- **Work to complete**
The answer should be a single number: how many lines of the entries below hold the word "Output".

- **Provided information**
·····
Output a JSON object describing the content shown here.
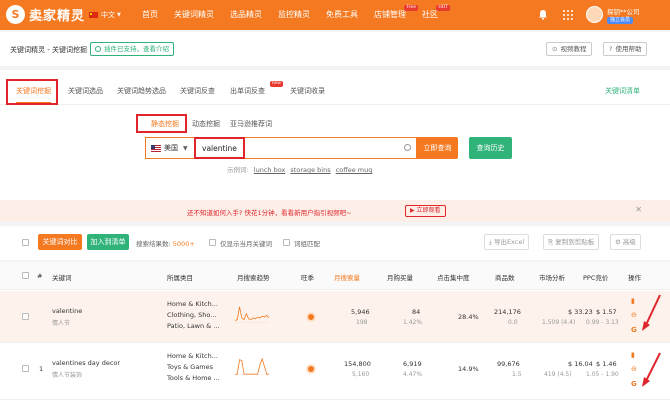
{
  "nav": {
    "logo_mark": "S",
    "logo_text": "卖家精灵",
    "logo_sub": "SELLER",
    "lang": "中文",
    "menu": [
      {
        "label": "首页"
      },
      {
        "label": "关键词精灵"
      },
      {
        "label": "选品精灵"
      },
      {
        "label": "监控精灵"
      },
      {
        "label": "免费工具"
      },
      {
        "label": "店铺管理",
        "tag": "Free"
      },
      {
        "label": "社区",
        "tag": "HOT"
      }
    ],
    "user": "探钥**公司",
    "vip": "独立会员"
  },
  "header": {
    "breadcrumb": "关键词精灵 - 关键词挖掘",
    "plugin_badge": "插件已支持，查看介绍",
    "video_btn": "视频教程",
    "help_btn": "使用帮助"
  },
  "tabs": [
    {
      "label": "关键词挖掘"
    },
    {
      "label": "关键词选品"
    },
    {
      "label": "关键词趋势选品"
    },
    {
      "label": "关键词反查"
    },
    {
      "label": "出单词反查",
      "tag": "new"
    },
    {
      "label": "关键词收录"
    }
  ],
  "word_list": "关键词清单",
  "subtabs": [
    "静态挖掘",
    "动态挖掘",
    "亚马逊推荐词"
  ],
  "search": {
    "country": "美国",
    "value": "valentine",
    "submit": "立即查询",
    "history": "查询历史",
    "examples_label": "示例词:",
    "examples": [
      "lunch box",
      "storage bins",
      "coffee mug"
    ]
  },
  "notice": {
    "text": "还不知道如何入手? 快花1分钟，看看新用户指引视频吧~",
    "button": "立即观看"
  },
  "toolbar": {
    "compare_btn": "关键词对比",
    "add_list_btn": "加入到清单",
    "results_label": "搜索结果数:",
    "results_count": "5000+",
    "only_new": "仅显示当月关键词",
    "exact_match": "词组匹配",
    "export": "导出Excel",
    "copy": "复制到剪贴板",
    "advanced": "高级"
  },
  "table": {
    "headers": [
      "#",
      "关键词",
      "所属类目",
      "月搜索趋势",
      "旺季",
      "月搜索量",
      "月购买量",
      "点击集中度",
      "商品数",
      "市场分析",
      "PPC竞价",
      "操作"
    ],
    "rows": [
      {
        "index": "",
        "keyword": "valentine",
        "translation": "情人节",
        "categories": [
          "Home & Kitch...",
          "Clothing, Sho...",
          "Patio, Lawn & ..."
        ],
        "search_volume": "5,946",
        "search_sub": "198",
        "purchases": "84",
        "purchase_rate": "1.42%",
        "click_concentration": "28.4%",
        "products": "214,176",
        "products_sub": "0.0",
        "price": "$ 33.23",
        "ratings": "1,509 (4.4)",
        "ppc": "$ 1.57",
        "ppc_range": "0.99 - 3.13",
        "trend": [
          0.15,
          0.2,
          0.95,
          0.3,
          0.2,
          0.55,
          0.25,
          0.2,
          0.3,
          0.25,
          0.35,
          0.3,
          0.4,
          0.35,
          0.45,
          0.3
        ]
      },
      {
        "index": "1",
        "keyword": "valentines day decor",
        "translation": "情人节装饰",
        "categories": [
          "Home & Kitch...",
          "Toys & Games",
          "Tools & Home ..."
        ],
        "search_volume": "154,800",
        "search_sub": "5,160",
        "purchases": "6,919",
        "purchase_rate": "4.47%",
        "click_concentration": "14.9%",
        "products": "99,676",
        "products_sub": "1.5",
        "price": "$ 16.04",
        "ratings": "419 (4.5)",
        "ppc": "$ 1.46",
        "ppc_range": "1.05 - 1.90",
        "trend": [
          0.05,
          0.05,
          0.9,
          0.85,
          0.05,
          0.05,
          0.05,
          0.05,
          0.05,
          0.05,
          0.05,
          0.6,
          0.95,
          0.5,
          0.05,
          0.05
        ]
      }
    ]
  },
  "colors": {
    "brand": "#f47920",
    "green": "#2fb379",
    "red": "#e0262b"
  }
}
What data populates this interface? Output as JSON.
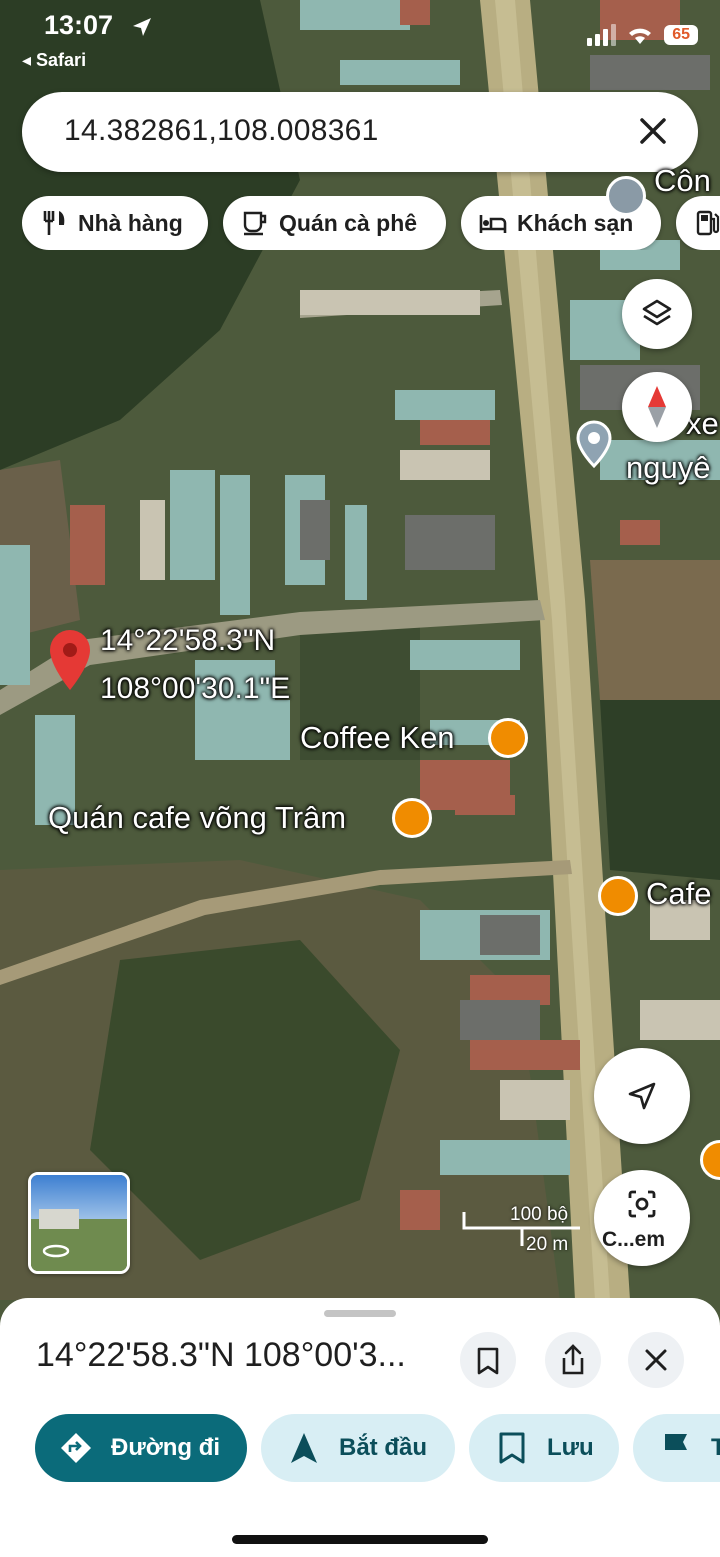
{
  "status_bar": {
    "time": "13:07",
    "back_app": "◂ Safari",
    "battery": "65"
  },
  "search": {
    "query": "14.382861,108.008361"
  },
  "chips": [
    {
      "label": "Nhà hàng",
      "icon": "restaurant-icon"
    },
    {
      "label": "Quán cà phê",
      "icon": "coffee-icon"
    },
    {
      "label": "Khách sạn",
      "icon": "hotel-icon"
    },
    {
      "label": "",
      "icon": "gas-station-icon"
    }
  ],
  "map": {
    "pin_lat": "14°22'58.3\"N",
    "pin_lng": "108°00'30.1\"E",
    "labels": {
      "top_right_1": "Côn",
      "xe": "xe",
      "nguyen": "nguyê",
      "coffee_ken": "Coffee Ken",
      "quan_cafe_vong_tram": "Quán cafe võng Trâm",
      "cafe": "Cafe"
    },
    "scale": {
      "ft": "100 bộ",
      "m": "20 m"
    },
    "camera_label": "C...em"
  },
  "sheet": {
    "title": "14°22'58.3\"N 108°00'3...",
    "actions": [
      {
        "label": "Đường đi",
        "icon": "directions-icon",
        "primary": true
      },
      {
        "label": "Bắt đầu",
        "icon": "navigation-arrow-icon",
        "primary": false
      },
      {
        "label": "Lưu",
        "icon": "bookmark-icon",
        "primary": false
      },
      {
        "label": "T",
        "icon": "flag-icon",
        "primary": false
      }
    ]
  },
  "colors": {
    "accent": "#0b6b7a",
    "secondary_bg": "#d8eef4",
    "pin": "#d93025",
    "poi": "#f08c00"
  }
}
·····
- **Solution to this problem**
2